▸ PROBLEM STATEMENT
Find the string "Госэкспертиза" in the entries and copy each line that has it.

[Data entries]
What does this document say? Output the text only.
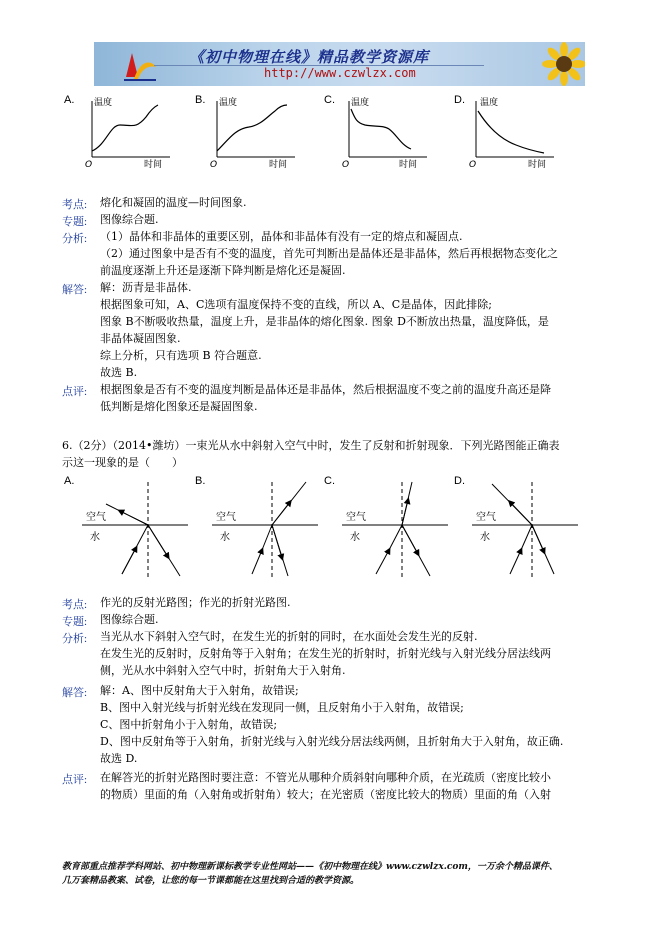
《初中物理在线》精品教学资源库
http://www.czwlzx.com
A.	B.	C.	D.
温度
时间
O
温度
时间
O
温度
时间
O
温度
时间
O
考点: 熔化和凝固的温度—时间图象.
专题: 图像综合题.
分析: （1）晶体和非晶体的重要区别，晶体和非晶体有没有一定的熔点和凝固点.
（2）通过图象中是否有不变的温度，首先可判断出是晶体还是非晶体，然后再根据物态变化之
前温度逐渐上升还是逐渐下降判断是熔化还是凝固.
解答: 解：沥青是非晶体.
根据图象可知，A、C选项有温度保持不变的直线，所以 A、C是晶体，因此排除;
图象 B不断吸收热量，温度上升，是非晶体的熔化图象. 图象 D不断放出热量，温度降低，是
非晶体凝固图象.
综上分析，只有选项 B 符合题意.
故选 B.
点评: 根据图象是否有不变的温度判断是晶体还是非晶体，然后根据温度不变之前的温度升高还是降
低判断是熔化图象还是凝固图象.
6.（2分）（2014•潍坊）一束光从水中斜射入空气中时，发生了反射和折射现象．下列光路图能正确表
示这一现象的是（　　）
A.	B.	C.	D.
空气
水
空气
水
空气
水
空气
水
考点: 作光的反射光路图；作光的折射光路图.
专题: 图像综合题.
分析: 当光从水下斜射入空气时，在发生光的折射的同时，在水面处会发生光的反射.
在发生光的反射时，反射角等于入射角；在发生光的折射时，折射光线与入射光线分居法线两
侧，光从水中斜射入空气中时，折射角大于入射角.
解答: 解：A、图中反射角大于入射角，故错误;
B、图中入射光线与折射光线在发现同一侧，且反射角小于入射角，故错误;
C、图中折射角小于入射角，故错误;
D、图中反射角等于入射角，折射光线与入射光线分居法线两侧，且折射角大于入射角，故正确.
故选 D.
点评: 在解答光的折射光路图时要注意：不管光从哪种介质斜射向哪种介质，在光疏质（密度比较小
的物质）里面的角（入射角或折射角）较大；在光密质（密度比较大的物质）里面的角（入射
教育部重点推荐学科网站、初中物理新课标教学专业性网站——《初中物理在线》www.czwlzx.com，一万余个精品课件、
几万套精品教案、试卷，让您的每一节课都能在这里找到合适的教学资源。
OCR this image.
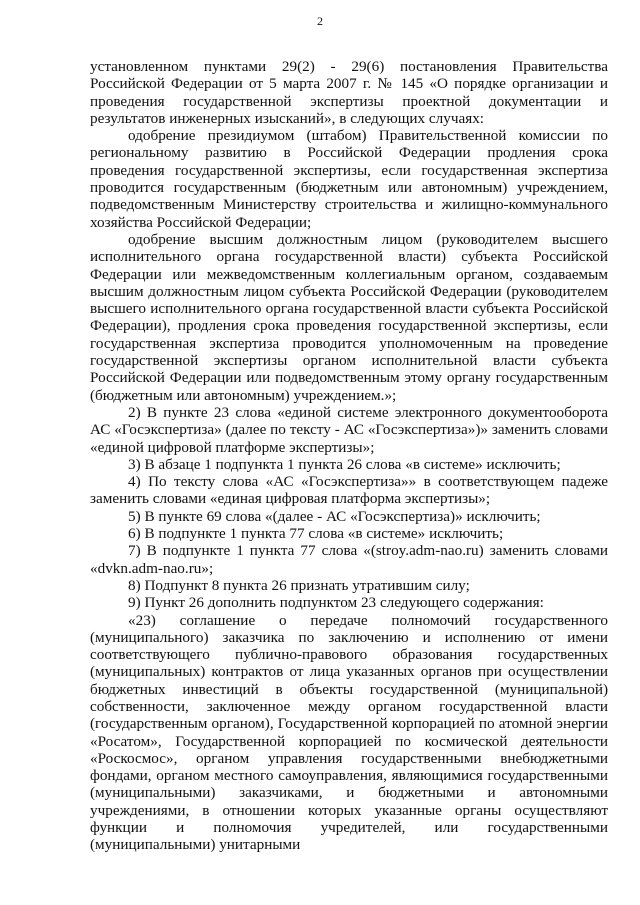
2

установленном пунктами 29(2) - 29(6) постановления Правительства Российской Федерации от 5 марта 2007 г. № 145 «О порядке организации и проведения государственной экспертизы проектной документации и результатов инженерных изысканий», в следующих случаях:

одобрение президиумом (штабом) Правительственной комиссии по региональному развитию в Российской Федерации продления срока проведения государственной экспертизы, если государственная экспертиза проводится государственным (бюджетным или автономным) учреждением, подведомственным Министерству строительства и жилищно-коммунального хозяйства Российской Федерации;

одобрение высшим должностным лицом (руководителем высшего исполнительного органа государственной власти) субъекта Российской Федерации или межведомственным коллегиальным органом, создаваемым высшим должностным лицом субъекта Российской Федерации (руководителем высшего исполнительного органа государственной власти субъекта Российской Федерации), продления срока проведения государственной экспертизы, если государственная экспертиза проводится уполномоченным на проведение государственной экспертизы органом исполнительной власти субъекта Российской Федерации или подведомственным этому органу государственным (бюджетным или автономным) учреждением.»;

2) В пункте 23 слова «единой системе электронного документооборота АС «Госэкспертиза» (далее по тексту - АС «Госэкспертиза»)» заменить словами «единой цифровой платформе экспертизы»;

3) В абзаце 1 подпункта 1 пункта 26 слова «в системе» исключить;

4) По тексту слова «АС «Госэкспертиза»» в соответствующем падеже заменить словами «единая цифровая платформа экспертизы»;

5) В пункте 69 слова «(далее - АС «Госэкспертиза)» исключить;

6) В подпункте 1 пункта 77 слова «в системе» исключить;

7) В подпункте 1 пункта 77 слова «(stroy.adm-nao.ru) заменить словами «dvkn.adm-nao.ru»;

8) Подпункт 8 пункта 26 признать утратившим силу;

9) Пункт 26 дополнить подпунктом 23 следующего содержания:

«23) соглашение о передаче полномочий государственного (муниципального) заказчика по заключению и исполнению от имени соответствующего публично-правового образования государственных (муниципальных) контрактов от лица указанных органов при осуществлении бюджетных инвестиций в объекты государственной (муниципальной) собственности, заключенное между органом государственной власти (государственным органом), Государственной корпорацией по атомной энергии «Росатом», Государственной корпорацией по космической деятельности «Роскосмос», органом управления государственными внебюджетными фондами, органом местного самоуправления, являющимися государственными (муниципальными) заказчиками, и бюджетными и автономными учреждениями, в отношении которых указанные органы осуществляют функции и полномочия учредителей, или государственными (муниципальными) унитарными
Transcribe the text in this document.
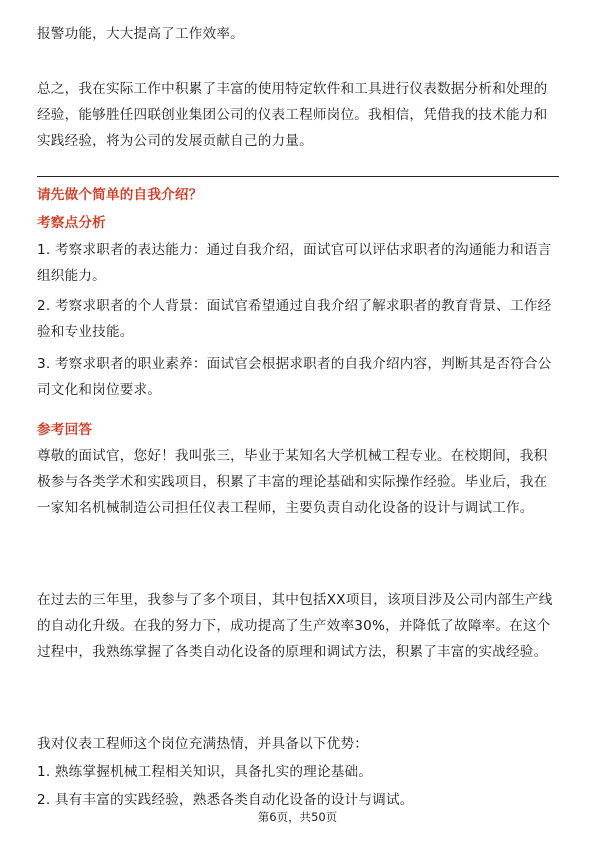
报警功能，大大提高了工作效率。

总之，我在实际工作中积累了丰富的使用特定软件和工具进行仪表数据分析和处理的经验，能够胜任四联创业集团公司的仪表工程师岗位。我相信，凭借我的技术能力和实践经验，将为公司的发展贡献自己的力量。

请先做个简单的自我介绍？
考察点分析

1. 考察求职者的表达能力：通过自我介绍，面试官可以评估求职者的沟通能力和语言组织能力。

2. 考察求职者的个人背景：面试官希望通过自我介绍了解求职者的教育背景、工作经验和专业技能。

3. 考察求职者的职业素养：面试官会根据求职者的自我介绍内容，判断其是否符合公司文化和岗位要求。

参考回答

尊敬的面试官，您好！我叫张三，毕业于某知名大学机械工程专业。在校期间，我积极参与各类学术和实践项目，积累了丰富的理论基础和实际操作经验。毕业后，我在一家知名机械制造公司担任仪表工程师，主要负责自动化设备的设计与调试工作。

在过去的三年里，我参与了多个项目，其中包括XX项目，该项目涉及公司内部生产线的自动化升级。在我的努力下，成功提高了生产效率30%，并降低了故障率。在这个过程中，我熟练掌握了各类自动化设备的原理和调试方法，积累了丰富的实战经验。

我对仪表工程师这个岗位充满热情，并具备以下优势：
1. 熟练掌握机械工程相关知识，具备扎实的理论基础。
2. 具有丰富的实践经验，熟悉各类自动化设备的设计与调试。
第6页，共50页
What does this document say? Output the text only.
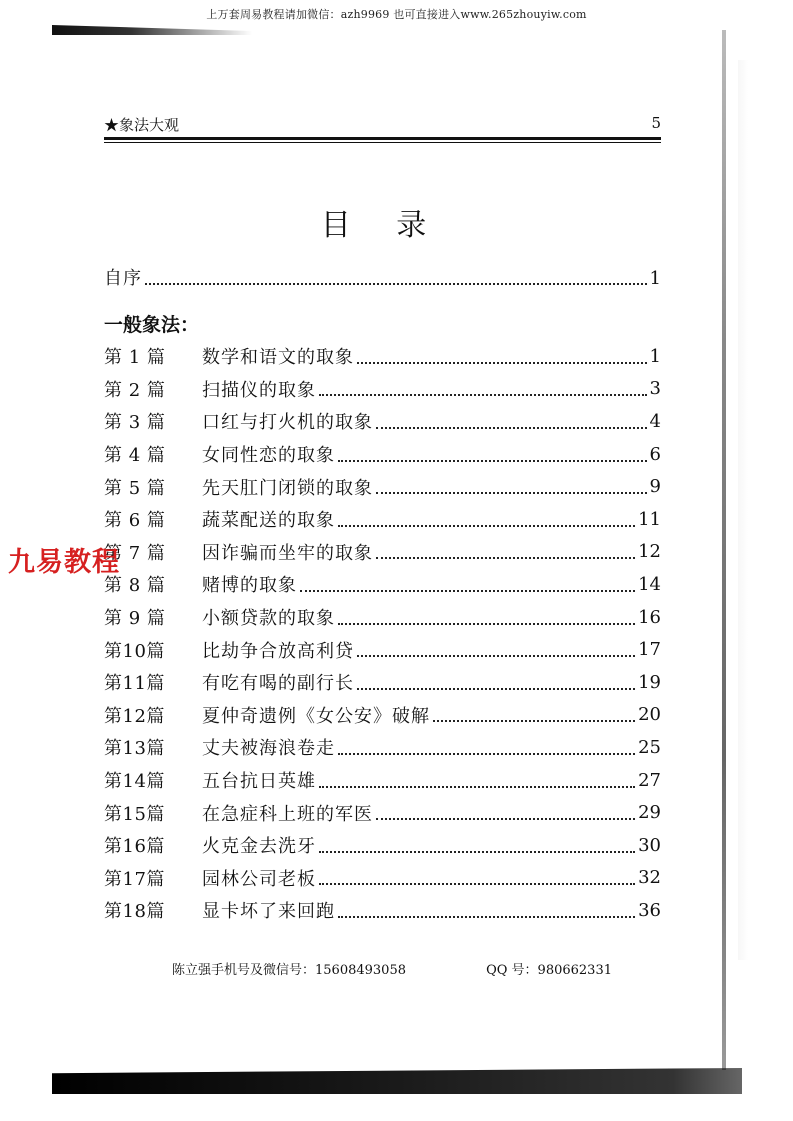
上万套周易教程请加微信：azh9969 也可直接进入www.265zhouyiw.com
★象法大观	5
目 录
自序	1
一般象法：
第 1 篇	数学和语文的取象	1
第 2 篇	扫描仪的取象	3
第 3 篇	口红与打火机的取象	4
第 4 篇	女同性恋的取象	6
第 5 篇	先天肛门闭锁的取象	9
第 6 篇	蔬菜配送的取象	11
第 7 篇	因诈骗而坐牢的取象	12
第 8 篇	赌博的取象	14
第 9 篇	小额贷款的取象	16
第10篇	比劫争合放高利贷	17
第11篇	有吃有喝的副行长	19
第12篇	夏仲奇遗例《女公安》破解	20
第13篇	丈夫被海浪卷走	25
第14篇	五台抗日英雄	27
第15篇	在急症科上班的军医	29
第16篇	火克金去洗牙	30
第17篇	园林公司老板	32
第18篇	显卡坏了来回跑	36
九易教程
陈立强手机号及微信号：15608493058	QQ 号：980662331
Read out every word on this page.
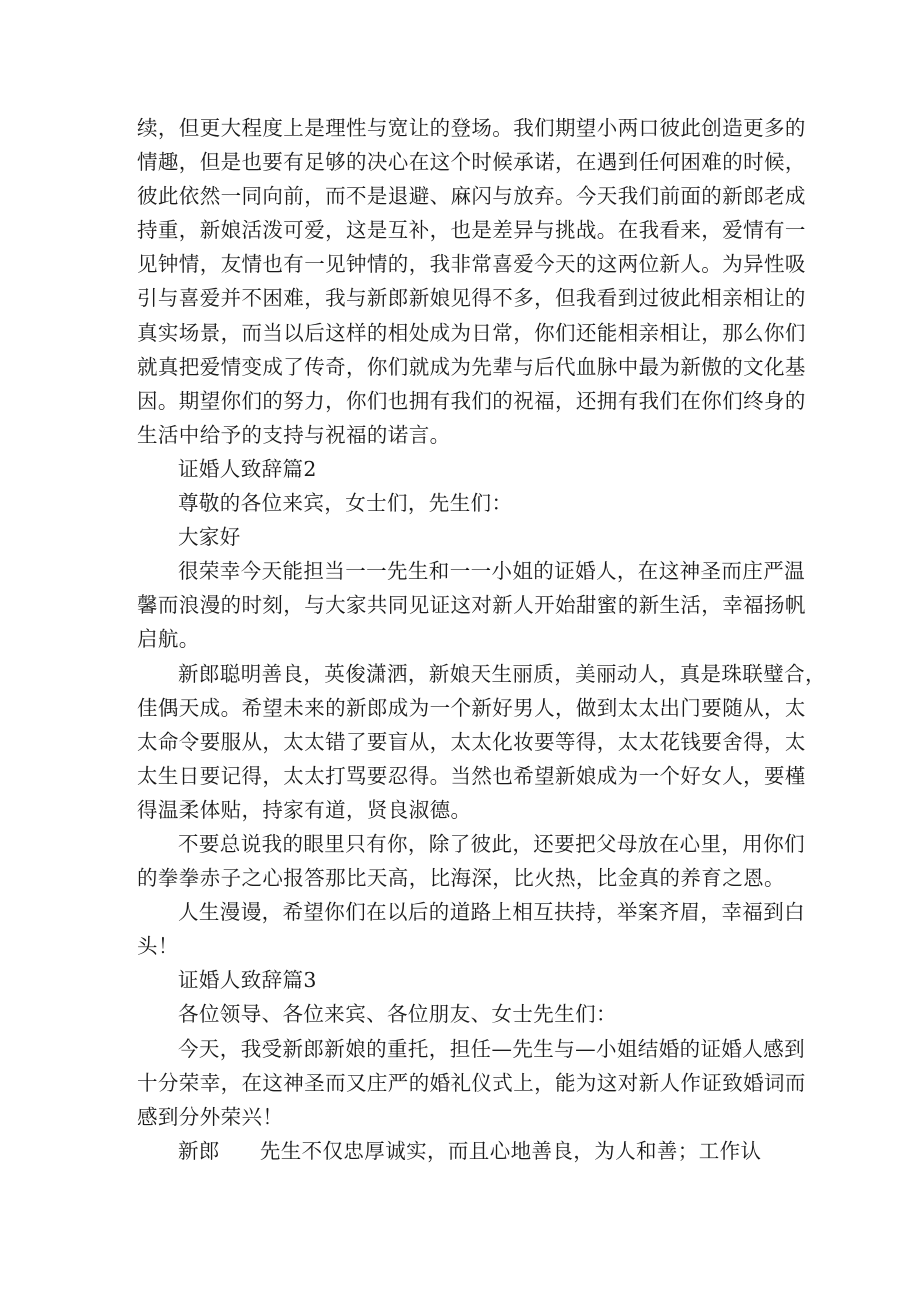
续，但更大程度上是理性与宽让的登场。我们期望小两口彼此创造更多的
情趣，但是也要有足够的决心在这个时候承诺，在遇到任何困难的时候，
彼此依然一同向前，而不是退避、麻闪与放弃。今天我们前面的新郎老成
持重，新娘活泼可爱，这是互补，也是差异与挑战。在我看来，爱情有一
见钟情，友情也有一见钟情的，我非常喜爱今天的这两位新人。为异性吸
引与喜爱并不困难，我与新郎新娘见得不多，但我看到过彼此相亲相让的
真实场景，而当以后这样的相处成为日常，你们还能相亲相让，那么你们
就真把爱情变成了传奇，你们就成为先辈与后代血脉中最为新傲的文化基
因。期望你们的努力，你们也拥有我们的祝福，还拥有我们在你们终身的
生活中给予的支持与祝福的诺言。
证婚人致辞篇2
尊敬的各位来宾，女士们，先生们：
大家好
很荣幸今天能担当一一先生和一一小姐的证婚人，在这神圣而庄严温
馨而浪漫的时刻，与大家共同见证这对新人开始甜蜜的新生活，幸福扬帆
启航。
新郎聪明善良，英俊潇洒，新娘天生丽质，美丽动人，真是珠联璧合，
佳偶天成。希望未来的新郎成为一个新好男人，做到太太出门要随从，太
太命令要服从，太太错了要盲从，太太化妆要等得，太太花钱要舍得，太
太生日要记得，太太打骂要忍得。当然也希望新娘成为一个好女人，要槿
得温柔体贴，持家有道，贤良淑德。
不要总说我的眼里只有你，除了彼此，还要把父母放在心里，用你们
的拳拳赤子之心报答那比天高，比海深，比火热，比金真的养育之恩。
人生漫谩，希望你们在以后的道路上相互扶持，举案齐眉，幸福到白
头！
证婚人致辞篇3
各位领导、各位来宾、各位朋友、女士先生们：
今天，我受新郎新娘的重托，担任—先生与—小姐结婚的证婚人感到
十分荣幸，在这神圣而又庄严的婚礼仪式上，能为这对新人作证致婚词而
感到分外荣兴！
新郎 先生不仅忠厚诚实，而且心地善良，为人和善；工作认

▸ SOLUTION FOR THIS PROBLEM
2) В пункте 23 слова «единой системе электронного документооборота АС «Госэкспертиза» (далее по тексту - АС «Госэкспертиза»)» заменить словами «единой цифровой платформе экспертизы»;
4) По тексту слова «АС «Госэкспертиза»» в соответствующем падеже заменить словами «единая цифровая платформа экспертизы»;
5) В пункте 69 слова «(далее - АС «Госэкспертиза)» исключить;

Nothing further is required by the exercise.